What to produce: Your answer should be one number: the count of lines in these entries that hold the word "nebo".

▬▬▬

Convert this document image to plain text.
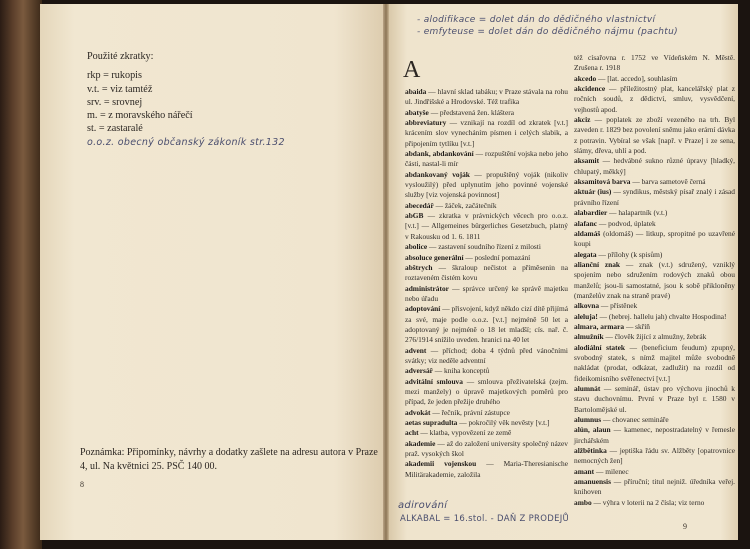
Použité zkratky:
rkp = rukopis
v.t. = viz tamtéž
srv. = srovnej
m. = z moravského nářečí
st. = zastaralé
o.o.z. obecný občanský zákoník str.132
Poznámka: Připomínky, návrhy a dodatky zašlete na adresu autora v Praze 4, ul. Na květnici 25. PSČ 140 00.
8
- alodifikace = dolet dán do dědičného vlastnictví
- emfyteuse = dolet dán do dědičného nájmu (pachtu)
A

abaida — hlavní sklad tabáku; v Praze stávala na rohu ul. Jindřišské a Hrodovské. Též trafika

abatyše — představená žen. kláštera

abbreviatury — vznikají na rozdíl od zkratek [v.t.] krácením slov vynecháním písmen i celých slabik, a připojením tytlíku [v.t.]

abdank, abdankování — rozpuštění vojska nebo jeho části, nastal-li mír

abdankovaný voják — propuštěný voják (nikoliv vysloužilý) před uplynutím jeho povinné vojenské služby [viz vojenská povinnost]

abecedář — žáček, začátečník

abGB — zkratka v právnických věcech pro o.o.z. [v.t.] — Allgemeines bürgerliches Gesetzbuch, platný v Rakousku od 1. 6. 1811

abolice — zastavení soudního řízení z milosti

absoluce generální — poslední pomazání

abštrych — škraloup nečistot a příměsenin na roztaveném čistém kovu

administrátor — správce určený ke správě majetku nebo úřadu

adoptování — přisvojení, když někdo cizí dítě přijímá za své, maje podle o.o.z. [v.t.] nejméně 50 let a adoptovaný je nejméně o 18 let mladší; cís. nař. č. 276/1914 snížilo uveden. hranici na 40 let

advent — příchod; doba 4 týdnů před vánočními svátky; viz neděle adventní

adversář — kniha konceptů

advitální smlouva — smlouva přeživatelská (zejm. mezi manžely) o úpravě majetkových poměrů pro případ, že jeden přežije druhého

advokát — řečník, právní zástupce

aetas supradulta — pokročilý věk nevěsty [v.t.]

acht — klatba, vypovězení ze země

akademie — až do založení university společný název praž. vysokých škol

akademii vojenskou — Maria-Theresianische Militärakademie, založila

též císařovna r. 1752 ve Vídeňském N. Městě. Zrušena r. 1918

akcedo — [lat. accedo], souhlasím

akcidence — příležitostný plat, kancelářský plat z ročních soudů, z dědictví, smluv, vysvědčení, vejhostů apod.

akciz — poplatek ze zboží vezeného na trh. Byl zaveden r. 1829 bez povolení sněmu jako erární dávka z potravin. Vybíral se však [např. v Praze] i ze sena, slámy, dřeva, uhlí a pod.

aksamit — hedvábné sukno různé úpravy [hladký, chlupatý, měkký]

aksamitová barva — barva sametově černá

aktuár (ius) — syndikus, městský písař znalý i zásad právního řízení

alabardier — halapartník (v.t.)

alafanc — podvod, úplatek

aldamáš (oldomáš) — litkup, spropitné po uzavřené koupi

alegata — přílohy (k spisům)

alianční znak — znak (v.t.) sdružený, vzniklý spojením nebo sdružením rodových znaků obou manželů; jsou-li samostatné, jsou k sobě přikloněny (manželův znak na straně pravé)

alkovna — přístěnek

aleluja! — (hebrej. hallelu jah) chvalte Hospodina!

almara, armara — skříň

almužník — člověk žijící z almužny, žebrák

alodiální statek — (beneficium feudum) zpupný, svobodný statek, s nímž majitel může svobodně nakládat (prodat, odkázat, zadlužit) na rozdíl od fideikomisního svěřenectví [v.t.]

alumnát — seminář, ústav pro výchovu jinochů k stavu duchovnímu. První v Praze byl r. 1580 v Bartolomějské ul.

alumnus — chovanec semináře

alún, alaun — kamenec, nepostradatelný v řemesle jirchářském

alžbětinka — jeptiška řádu sv. Alžběty [opatrovnice nemocných žen]

amant — milenec

amanuensis — příruční; titul nejniž. úředníka veřej. knihoven

ambo — výhra v loterii na 2 čísla; viz terno

adirování
ALKABAL = 16.stol. - DAŇ Z PRODEJŮ
9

▬▬▬

Exercise output: 3